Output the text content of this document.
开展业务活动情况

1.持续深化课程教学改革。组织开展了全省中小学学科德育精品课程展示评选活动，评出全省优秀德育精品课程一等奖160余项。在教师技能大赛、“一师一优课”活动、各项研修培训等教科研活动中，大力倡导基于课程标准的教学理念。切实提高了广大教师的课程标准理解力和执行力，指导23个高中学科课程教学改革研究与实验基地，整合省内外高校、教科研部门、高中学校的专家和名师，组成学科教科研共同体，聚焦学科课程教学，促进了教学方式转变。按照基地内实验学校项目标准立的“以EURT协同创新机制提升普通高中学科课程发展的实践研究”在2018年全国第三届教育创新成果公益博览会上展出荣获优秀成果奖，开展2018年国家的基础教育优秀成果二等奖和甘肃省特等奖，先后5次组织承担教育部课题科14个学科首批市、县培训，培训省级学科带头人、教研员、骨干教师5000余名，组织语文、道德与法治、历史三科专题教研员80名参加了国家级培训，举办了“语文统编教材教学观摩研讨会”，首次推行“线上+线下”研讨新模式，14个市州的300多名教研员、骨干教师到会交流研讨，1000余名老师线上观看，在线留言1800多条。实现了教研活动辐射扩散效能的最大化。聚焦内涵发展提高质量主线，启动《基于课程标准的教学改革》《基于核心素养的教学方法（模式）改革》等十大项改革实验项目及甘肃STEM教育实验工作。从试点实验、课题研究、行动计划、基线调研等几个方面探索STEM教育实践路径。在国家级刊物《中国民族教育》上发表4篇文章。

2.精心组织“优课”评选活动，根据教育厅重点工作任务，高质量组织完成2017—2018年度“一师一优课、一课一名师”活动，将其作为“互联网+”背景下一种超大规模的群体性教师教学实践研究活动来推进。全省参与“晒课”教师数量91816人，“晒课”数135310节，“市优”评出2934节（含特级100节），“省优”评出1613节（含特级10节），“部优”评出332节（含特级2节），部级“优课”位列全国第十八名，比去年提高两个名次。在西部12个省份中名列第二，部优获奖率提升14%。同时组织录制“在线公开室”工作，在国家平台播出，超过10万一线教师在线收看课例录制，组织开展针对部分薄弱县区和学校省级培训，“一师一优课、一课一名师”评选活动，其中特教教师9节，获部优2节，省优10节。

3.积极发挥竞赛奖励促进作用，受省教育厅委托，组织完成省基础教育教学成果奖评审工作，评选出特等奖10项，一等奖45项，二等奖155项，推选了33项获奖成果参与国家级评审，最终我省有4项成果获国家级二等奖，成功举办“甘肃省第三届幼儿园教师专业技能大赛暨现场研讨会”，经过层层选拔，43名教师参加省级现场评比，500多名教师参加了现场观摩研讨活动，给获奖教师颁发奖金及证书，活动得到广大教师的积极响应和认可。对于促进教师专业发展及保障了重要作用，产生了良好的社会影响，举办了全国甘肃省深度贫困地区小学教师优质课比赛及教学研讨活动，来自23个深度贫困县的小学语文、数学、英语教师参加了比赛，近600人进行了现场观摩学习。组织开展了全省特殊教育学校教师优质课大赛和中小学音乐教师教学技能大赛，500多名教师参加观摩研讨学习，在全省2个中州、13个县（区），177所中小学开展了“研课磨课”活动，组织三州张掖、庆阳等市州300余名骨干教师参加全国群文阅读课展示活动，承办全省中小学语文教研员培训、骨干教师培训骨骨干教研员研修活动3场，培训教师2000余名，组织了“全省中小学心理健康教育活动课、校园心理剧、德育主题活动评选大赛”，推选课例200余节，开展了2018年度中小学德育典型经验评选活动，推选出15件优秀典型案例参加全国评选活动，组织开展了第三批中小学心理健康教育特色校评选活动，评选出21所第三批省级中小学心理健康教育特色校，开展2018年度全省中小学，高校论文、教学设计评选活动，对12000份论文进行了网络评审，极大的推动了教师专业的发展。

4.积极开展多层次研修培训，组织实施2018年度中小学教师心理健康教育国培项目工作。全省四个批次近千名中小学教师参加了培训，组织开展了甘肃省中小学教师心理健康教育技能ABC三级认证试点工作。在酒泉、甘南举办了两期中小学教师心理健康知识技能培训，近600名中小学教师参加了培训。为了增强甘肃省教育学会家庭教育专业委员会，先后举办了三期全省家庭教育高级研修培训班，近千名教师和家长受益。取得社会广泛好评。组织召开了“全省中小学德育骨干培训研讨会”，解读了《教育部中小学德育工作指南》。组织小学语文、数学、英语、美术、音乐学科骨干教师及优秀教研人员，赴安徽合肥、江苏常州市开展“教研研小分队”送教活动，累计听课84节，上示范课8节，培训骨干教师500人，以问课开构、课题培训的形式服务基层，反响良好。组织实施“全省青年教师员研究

##############################

## [Task requirements]
Repeat the data precisely, line by line.

## [Response to this task]
Output the text content of this document.
开展业务活动情况

1.持续深化课程教学改革。组织开展了全省中小学学科德育精品课程展示评选活动，评出全省优秀德育精品课程一等奖160余项。在教师技能大赛、“一师一优课”活动、各项研修培训等教科研活动中，大力倡导基于课程标准的教学理念。切实提高了广大教师的课程标准理解力和执行力，指导23个高中学科课程教学改革研究与实验基地，整合省内外高校、教科研部门、高中学校的专家和名师，组成学科教科研共同体，聚焦学科课程教学，促进了教学方式转变。按照基地内实验学校项目标准立的“以EURT协同创新机制提升普通高中学科课程发展的实践研究”在2018年全国第三届教育创新成果公益博览会上展出荣获优秀成果奖，开展2018年国家的基础教育优秀成果二等奖和甘肃省特等奖，先后5次组织承担教育部课题科14个学科首批市、县培训，培训省级学科带头人、教研员、骨干教师5000余名，组织语文、道德与法治、历史三科专题教研员80名参加了国家级培训，举办了“语文统编教材教学观摩研讨会”，首次推行“线上+线下”研讨新模式，14个市州的300多名教研员、骨干教师到会交流研讨，1000余名老师线上观看，在线留言1800多条。实现了教研活动辐射扩散效能的最大化。聚焦内涵发展提高质量主线，启动《基于课程标准的教学改革》《基于核心素养的教学方法（模式）改革》等十大项改革实验项目及甘肃STEM教育实验工作。从试点实验、课题研究、行动计划、基线调研等几个方面探索STEM教育实践路径。在国家级刊物《中国民族教育》上发表4篇文章。

2.精心组织“优课”评选活动，根据教育厅重点工作任务，高质量组织完成2017—2018年度“一师一优课、一课一名师”活动，将其作为“互联网+”背景下一种超大规模的群体性教师教学实践研究活动来推进。全省参与“晒课”教师数量91816人，“晒课”数135310节，“市优”评出2934节（含特级100节），“省优”评出1613节（含特级10节），“部优”评出332节（含特级2节），部级“优课”位列全国第十八名，比去年提高两个名次。在西部12个省份中名列第二，部优获奖率提升14%。同时组织录制“在线公开室”工作，在国家平台播出，超过10万一线教师在线收看课例录制，组织开展针对部分薄弱县区和学校省级培训，“一师一优课、一课一名师”评选活动，其中特教教师9节，获部优2节，省优10节。

3.积极发挥竞赛奖励促进作用，受省教育厅委托，组织完成省基础教育教学成果奖评审工作，评选出特等奖10项，一等奖45项，二等奖155项，推选了33项获奖成果参与国家级评审，最终我省有4项成果获国家级二等奖，成功举办“甘肃省第三届幼儿园教师专业技能大赛暨现场研讨会”，经过层层选拔，43名教师参加省级现场评比，500多名教师参加了现场观摩研讨活动，给获奖教师颁发奖金及证书，活动得到广大教师的积极响应和认可。对于促进教师专业发展及保障了重要作用，产生了良好的社会影响，举办了全国甘肃省深度贫困地区小学教师优质课比赛及教学研讨活动，来自23个深度贫困县的小学语文、数学、英语教师参加了比赛，近600人进行了现场观摩学习。组织开展了全省特殊教育学校教师优质课大赛和中小学音乐教师教学技能大赛，500多名教师参加观摩研讨学习，在全省2个中州、13个县（区），177所中小学开展了“研课磨课”活动，组织三州张掖、庆阳等市州300余名骨干教师参加全国群文阅读课展示活动，承办全省中小学语文教研员培训、骨干教师培训骨骨干教研员研修活动3场，培训教师2000余名，组织了“全省中小学心理健康教育活动课、校园心理剧、德育主题活动评选大赛”，推选课例200余节，开展了2018年度中小学德育典型经验评选活动，推选出15件优秀典型案例参加全国评选活动，组织开展了第三批中小学心理健康教育特色校评选活动，评选出21所第三批省级中小学心理健康教育特色校，开展2018年度全省中小学，高校论文、教学设计评选活动，对12000份论文进行了网络评审，极大的推动了教师专业的发展。

4.积极开展多层次研修培训，组织实施2018年度中小学教师心理健康教育国培项目工作。全省四个批次近千名中小学教师参加了培训，组织开展了甘肃省中小学教师心理健康教育技能ABC三级认证试点工作。在酒泉、甘南举办了两期中小学教师心理健康知识技能培训，近600名中小学教师参加了培训。为了增强甘肃省教育学会家庭教育专业委员会，先后举办了三期全省家庭教育高级研修培训班，近千名教师和家长受益。取得社会广泛好评。组织召开了“全省中小学德育骨干培训研讨会”，解读了《教育部中小学德育工作指南》。组织小学语文、数学、英语、美术、音乐学科骨干教师及优秀教研人员，赴安徽合肥、江苏常州市开展“教研研小分队”送教活动，累计听课84节，上示范课8节，培训骨干教师500人，以问课开构、课题培训的形式服务基层，反响良好。组织实施“全省青年教师员研究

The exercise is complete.